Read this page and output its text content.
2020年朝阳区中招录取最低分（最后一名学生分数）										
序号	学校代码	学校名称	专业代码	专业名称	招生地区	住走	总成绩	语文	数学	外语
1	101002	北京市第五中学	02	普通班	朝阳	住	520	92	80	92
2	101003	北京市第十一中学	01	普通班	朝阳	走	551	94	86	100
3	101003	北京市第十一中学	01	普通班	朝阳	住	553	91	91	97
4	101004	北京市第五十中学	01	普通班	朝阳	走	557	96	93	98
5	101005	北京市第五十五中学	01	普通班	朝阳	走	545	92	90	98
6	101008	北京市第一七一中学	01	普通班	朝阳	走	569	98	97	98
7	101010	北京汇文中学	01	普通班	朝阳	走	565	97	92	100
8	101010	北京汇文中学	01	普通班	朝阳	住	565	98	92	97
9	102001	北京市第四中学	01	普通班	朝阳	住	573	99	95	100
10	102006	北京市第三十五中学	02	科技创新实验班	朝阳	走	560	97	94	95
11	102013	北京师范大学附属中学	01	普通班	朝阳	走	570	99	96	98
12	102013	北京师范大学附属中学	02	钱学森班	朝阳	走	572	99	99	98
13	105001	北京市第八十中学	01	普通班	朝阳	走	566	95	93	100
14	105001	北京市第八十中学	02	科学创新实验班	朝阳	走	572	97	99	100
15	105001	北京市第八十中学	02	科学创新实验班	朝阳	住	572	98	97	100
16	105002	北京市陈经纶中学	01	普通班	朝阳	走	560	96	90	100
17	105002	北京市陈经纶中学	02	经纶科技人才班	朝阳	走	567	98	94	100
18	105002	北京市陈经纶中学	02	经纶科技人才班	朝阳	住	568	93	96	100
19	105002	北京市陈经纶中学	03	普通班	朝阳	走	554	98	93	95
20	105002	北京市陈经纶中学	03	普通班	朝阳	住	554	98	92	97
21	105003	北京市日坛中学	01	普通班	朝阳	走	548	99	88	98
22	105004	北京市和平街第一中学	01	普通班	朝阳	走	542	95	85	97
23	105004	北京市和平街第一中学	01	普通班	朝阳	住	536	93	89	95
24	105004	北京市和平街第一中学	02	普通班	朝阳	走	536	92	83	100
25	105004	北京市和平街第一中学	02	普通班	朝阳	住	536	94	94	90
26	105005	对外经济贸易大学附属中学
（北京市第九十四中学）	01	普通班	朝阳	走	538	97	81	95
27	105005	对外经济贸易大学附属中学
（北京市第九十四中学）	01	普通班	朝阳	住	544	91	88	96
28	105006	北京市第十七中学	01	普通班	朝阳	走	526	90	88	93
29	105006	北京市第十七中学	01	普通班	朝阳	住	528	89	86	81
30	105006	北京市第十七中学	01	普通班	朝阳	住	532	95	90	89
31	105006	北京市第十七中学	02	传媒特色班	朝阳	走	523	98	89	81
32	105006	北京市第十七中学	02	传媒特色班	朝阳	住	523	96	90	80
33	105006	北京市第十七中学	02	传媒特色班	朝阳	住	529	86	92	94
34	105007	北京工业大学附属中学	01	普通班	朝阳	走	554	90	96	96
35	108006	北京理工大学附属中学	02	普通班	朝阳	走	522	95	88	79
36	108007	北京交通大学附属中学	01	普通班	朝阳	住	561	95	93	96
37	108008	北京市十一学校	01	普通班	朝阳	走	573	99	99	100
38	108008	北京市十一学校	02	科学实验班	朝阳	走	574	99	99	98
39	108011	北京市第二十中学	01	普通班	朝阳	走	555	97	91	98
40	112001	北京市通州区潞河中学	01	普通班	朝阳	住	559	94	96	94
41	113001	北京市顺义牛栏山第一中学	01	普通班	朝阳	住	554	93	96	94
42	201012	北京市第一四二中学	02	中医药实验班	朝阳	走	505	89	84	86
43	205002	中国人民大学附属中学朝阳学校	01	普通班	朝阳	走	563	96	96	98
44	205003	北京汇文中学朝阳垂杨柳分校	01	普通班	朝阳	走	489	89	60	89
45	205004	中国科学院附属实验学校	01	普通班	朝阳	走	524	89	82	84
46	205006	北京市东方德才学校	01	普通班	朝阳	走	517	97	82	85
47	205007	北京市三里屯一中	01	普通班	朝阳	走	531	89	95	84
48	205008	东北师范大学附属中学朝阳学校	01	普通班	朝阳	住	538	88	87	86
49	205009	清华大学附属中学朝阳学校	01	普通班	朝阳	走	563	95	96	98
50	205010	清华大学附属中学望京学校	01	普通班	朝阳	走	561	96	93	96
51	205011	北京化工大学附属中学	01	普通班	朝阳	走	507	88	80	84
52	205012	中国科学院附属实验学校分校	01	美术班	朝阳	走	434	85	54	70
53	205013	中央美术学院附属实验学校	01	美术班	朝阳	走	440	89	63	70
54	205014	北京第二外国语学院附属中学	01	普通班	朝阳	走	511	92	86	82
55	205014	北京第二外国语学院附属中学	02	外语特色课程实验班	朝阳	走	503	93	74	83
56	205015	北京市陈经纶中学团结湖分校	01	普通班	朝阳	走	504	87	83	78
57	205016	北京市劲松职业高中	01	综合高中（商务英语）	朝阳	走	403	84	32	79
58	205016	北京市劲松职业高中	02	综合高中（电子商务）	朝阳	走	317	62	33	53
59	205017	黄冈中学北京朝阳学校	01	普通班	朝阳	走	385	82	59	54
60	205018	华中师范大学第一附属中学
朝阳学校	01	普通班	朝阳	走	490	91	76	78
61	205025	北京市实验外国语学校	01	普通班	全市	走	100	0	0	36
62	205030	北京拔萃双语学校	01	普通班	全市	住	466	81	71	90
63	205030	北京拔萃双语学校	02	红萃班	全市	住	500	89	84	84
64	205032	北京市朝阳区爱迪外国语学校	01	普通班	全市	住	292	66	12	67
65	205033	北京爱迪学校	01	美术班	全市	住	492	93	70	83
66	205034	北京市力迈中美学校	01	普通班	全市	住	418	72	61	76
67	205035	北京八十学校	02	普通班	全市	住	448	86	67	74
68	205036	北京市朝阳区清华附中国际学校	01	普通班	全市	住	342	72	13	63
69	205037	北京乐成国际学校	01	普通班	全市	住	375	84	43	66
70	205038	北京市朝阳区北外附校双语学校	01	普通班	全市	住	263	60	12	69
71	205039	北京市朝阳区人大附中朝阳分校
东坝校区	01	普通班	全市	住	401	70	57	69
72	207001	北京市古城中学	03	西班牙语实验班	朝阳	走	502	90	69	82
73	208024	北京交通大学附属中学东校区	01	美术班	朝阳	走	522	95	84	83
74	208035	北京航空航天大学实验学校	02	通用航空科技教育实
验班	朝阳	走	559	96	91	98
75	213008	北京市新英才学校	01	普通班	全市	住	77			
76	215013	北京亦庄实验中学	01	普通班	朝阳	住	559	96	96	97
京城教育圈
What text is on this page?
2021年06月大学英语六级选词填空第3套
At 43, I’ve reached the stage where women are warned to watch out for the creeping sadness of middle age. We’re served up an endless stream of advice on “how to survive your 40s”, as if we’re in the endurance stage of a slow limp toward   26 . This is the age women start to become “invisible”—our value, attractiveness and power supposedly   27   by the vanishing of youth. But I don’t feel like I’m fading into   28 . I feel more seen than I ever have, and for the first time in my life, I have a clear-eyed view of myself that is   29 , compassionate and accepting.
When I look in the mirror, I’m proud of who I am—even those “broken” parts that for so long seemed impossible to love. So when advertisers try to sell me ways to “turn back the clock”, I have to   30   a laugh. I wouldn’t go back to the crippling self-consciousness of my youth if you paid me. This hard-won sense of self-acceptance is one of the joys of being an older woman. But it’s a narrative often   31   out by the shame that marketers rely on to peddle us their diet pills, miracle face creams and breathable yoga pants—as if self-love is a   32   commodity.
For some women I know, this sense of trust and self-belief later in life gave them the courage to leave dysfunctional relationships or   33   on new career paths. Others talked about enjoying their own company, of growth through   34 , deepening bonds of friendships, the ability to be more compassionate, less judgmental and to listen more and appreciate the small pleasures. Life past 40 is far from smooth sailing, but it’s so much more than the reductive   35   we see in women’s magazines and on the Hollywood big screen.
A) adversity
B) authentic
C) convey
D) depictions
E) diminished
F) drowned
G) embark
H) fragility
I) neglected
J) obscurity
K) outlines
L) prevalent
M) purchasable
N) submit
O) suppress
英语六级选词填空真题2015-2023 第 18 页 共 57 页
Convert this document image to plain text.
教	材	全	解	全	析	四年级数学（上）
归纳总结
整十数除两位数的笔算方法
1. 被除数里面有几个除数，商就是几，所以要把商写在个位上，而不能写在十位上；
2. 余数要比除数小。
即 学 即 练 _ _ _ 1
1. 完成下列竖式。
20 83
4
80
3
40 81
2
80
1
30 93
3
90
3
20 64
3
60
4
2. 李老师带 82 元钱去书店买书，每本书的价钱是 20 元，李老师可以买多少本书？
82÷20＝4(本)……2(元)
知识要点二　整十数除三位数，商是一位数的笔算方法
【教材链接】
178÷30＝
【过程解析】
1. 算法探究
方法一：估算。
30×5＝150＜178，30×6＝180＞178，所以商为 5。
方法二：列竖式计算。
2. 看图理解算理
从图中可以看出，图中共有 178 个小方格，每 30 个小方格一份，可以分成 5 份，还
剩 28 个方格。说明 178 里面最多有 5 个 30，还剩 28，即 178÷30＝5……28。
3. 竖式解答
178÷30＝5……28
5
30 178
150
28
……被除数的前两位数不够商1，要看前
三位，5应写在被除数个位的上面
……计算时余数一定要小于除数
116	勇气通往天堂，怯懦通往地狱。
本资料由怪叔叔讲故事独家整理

——————

• [TASK REQUIREMENTS]
Write out once more the lines above beginning at the line with "Convert this document image to plain text."; continue through the final line and stop there.

• [WRITTEN ANSWER]
Convert this document image to plain text.
教	材	全	解	全	析	四年级数学（上）
归纳总结
整十数除两位数的笔算方法
1. 被除数里面有几个除数，商就是几，所以要把商写在个位上，而不能写在十位上；
2. 余数要比除数小。
即 学 即 练 _ _ _ 1
1. 完成下列竖式。
20 83
4
80
3
40 81
2
80
1
30 93
3
90
3
20 64
3
60
4
2. 李老师带 82 元钱去书店买书，每本书的价钱是 20 元，李老师可以买多少本书？
82÷20＝4(本)……2(元)
知识要点二　整十数除三位数，商是一位数的笔算方法
【教材链接】
178÷30＝
【过程解析】
1. 算法探究
方法一：估算。
30×5＝150＜178，30×6＝180＞178，所以商为 5。
方法二：列竖式计算。
2. 看图理解算理
从图中可以看出，图中共有 178 个小方格，每 30 个小方格一份，可以分成 5 份，还
剩 28 个方格。说明 178 里面最多有 5 个 30，还剩 28，即 178÷30＝5……28。
3. 竖式解答
178÷30＝5……28
5
30 178
150
28
……被除数的前两位数不够商1，要看前
三位，5应写在被除数个位的上面
……计算时余数一定要小于除数
116	勇气通往天堂，怯懦通往地狱。
本资料由怪叔叔讲故事独家整理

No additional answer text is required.